>> Begin RAW RECORDS

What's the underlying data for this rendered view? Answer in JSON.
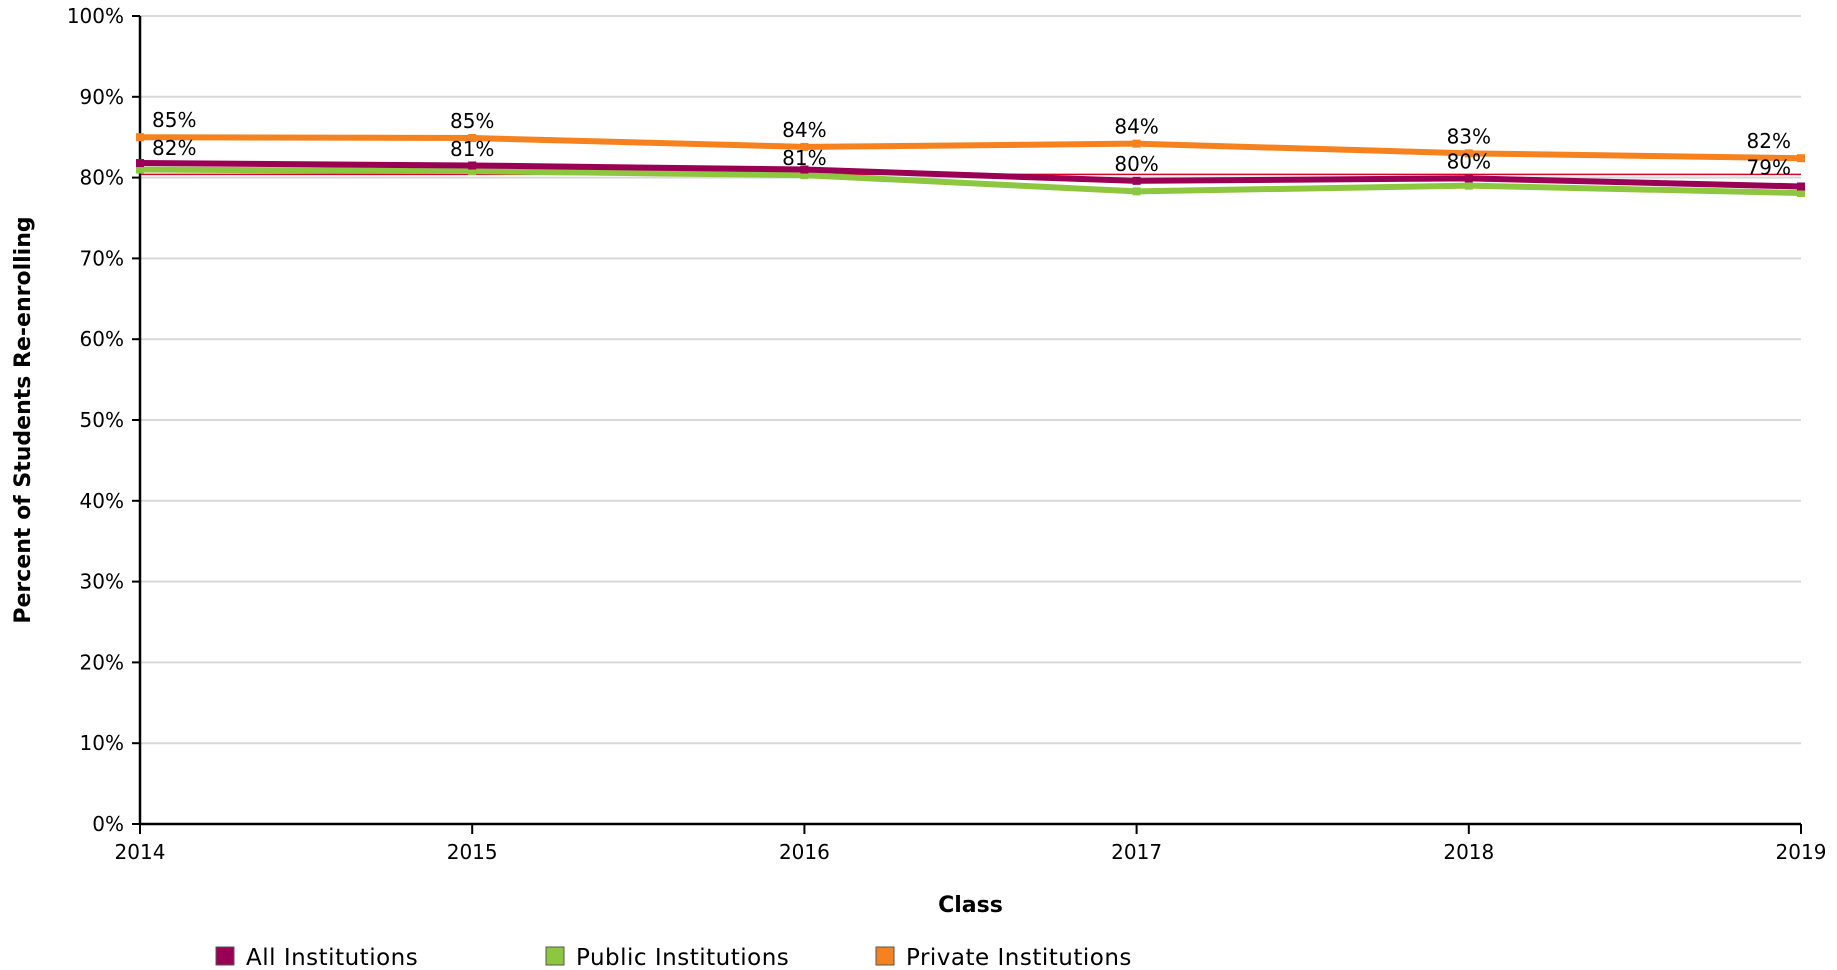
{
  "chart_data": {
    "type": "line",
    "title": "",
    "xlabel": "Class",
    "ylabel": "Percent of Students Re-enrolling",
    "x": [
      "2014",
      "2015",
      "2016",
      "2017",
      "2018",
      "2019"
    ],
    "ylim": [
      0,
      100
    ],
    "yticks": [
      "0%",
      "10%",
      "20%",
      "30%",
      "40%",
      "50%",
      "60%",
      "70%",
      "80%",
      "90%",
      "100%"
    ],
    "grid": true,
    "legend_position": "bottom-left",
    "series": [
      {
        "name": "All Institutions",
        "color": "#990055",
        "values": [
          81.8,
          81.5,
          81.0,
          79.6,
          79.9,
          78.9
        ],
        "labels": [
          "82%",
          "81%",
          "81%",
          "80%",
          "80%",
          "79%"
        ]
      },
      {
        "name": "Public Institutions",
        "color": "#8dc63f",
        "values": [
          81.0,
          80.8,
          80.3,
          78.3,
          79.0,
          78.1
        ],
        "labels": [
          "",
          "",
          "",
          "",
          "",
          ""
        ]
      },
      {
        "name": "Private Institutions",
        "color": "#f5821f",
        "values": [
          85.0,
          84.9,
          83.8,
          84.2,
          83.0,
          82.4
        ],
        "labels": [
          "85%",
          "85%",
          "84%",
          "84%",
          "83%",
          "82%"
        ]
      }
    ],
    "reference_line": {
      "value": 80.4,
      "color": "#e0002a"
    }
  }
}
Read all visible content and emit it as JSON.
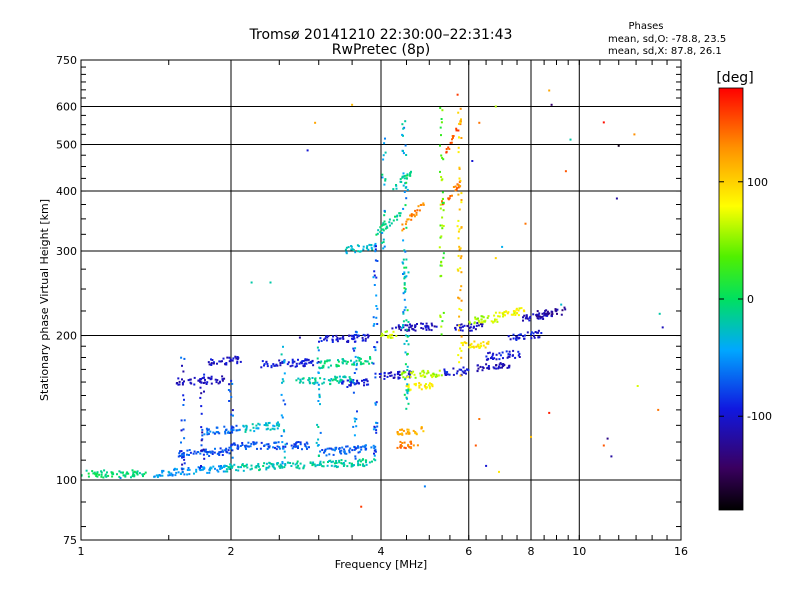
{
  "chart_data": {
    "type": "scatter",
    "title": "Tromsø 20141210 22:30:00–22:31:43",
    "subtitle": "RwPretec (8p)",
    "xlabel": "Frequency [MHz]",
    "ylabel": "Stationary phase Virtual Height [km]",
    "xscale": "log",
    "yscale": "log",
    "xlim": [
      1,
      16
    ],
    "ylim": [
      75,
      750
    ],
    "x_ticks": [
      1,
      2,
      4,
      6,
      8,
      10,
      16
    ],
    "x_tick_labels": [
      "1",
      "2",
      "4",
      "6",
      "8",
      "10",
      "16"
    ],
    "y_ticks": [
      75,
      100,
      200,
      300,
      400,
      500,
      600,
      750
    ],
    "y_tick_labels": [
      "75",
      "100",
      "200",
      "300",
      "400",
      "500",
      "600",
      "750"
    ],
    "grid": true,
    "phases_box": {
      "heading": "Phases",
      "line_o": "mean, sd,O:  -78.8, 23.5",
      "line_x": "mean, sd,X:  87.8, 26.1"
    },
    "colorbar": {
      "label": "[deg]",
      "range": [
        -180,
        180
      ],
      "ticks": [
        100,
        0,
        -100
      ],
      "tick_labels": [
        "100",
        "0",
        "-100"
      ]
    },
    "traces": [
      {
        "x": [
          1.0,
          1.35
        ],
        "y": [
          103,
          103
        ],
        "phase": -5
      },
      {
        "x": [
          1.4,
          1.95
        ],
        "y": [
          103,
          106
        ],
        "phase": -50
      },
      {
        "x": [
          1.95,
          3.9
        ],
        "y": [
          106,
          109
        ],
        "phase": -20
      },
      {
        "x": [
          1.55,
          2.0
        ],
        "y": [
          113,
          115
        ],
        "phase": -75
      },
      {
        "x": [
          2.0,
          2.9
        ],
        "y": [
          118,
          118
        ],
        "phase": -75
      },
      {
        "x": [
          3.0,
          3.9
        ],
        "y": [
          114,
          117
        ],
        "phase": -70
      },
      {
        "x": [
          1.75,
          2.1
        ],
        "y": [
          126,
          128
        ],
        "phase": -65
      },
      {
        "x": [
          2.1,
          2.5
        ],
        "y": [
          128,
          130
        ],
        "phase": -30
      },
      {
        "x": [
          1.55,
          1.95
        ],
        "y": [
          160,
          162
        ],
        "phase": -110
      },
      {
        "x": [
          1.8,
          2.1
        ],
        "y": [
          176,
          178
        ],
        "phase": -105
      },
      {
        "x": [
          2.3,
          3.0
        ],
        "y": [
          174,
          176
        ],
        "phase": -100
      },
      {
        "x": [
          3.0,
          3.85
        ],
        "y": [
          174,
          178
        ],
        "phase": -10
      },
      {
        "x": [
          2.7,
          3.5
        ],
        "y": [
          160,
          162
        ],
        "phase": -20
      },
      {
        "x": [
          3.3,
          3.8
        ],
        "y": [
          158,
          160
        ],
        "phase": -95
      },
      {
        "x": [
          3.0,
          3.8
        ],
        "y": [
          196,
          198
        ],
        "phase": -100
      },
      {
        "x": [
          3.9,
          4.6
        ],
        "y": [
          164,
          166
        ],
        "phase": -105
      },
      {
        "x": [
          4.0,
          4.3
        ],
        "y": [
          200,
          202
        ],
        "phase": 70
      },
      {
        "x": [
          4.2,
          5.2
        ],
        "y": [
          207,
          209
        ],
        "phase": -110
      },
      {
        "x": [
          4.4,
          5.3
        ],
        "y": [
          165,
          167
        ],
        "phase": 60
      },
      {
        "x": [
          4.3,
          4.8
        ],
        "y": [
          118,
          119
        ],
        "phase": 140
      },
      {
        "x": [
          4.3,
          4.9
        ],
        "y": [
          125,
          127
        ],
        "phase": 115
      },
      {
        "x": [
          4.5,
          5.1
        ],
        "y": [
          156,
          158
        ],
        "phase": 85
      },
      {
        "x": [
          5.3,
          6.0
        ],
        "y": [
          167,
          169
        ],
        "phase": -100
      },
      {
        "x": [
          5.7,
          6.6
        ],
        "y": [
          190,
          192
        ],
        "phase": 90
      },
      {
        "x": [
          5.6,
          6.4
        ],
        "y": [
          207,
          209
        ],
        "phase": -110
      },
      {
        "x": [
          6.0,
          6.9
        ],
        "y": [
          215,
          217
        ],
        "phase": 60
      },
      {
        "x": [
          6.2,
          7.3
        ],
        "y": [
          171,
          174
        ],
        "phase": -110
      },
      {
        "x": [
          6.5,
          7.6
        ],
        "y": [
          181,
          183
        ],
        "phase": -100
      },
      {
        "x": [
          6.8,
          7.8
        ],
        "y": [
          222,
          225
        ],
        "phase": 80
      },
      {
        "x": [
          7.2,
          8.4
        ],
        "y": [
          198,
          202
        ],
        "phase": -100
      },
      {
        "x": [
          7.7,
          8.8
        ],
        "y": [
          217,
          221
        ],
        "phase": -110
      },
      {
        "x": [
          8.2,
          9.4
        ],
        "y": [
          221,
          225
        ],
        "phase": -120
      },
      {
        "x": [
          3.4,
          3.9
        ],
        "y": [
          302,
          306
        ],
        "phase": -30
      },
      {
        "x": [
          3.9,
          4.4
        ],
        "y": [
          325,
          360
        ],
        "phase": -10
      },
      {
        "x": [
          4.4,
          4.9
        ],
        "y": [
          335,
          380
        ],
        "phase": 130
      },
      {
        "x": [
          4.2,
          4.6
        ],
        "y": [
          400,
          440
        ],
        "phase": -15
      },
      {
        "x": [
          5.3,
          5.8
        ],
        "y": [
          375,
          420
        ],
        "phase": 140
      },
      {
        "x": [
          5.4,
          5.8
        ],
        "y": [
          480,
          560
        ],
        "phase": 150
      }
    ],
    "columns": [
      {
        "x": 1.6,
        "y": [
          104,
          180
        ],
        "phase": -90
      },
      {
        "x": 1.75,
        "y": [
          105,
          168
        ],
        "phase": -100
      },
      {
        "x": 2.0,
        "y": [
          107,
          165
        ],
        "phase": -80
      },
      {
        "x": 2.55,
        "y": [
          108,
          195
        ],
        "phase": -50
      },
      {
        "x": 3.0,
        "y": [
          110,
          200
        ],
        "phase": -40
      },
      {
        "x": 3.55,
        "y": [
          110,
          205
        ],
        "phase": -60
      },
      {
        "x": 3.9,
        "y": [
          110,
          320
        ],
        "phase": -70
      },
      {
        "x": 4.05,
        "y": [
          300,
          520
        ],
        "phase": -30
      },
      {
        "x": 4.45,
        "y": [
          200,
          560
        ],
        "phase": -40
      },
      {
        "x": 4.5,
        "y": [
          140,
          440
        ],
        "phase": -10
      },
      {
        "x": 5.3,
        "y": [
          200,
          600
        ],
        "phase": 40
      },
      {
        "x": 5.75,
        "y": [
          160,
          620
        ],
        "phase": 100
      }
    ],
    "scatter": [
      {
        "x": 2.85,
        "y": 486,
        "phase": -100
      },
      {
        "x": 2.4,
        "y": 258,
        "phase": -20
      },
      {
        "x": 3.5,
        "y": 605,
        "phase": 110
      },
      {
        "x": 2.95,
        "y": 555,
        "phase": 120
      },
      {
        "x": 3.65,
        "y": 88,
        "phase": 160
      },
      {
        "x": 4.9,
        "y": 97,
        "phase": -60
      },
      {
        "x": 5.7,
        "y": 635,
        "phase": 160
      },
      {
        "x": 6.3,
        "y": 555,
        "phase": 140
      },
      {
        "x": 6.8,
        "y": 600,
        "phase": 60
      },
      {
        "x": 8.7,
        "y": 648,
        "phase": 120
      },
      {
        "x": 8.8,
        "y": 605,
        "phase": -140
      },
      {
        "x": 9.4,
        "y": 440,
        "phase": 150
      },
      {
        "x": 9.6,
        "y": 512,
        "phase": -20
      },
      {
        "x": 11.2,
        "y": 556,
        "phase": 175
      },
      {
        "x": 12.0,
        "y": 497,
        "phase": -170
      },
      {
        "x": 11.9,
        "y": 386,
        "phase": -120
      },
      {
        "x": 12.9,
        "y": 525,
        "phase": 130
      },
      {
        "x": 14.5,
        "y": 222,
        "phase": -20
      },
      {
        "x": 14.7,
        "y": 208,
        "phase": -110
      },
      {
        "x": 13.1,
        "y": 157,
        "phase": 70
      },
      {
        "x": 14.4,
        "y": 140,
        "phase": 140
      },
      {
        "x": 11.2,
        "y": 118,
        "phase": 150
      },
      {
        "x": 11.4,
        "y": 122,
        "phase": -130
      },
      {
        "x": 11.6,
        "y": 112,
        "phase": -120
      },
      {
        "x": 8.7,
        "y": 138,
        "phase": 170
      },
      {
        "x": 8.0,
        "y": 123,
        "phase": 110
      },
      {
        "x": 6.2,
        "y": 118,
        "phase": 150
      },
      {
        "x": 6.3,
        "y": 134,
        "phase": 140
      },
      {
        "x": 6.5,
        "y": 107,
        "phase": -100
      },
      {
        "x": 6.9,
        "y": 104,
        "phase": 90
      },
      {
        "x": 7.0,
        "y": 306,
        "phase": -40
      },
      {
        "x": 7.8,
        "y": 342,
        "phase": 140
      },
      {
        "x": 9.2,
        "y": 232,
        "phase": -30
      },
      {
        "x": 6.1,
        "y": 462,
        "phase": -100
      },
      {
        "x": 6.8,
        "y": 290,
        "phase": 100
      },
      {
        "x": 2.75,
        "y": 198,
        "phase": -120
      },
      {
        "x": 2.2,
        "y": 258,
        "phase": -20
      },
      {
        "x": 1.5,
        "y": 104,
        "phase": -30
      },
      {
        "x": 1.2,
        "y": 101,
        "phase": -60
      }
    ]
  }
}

>> End RAW RECORDS

* [WHAT YOU NEED TO DO]: Report each line in the preceding entries that holds the string "ylabel".

* [TASK RESPONSE]:
    "ylabel": "Percent of Students Re-enrolling",
    "ylabel": "Stationary phase Virtual Height [km]",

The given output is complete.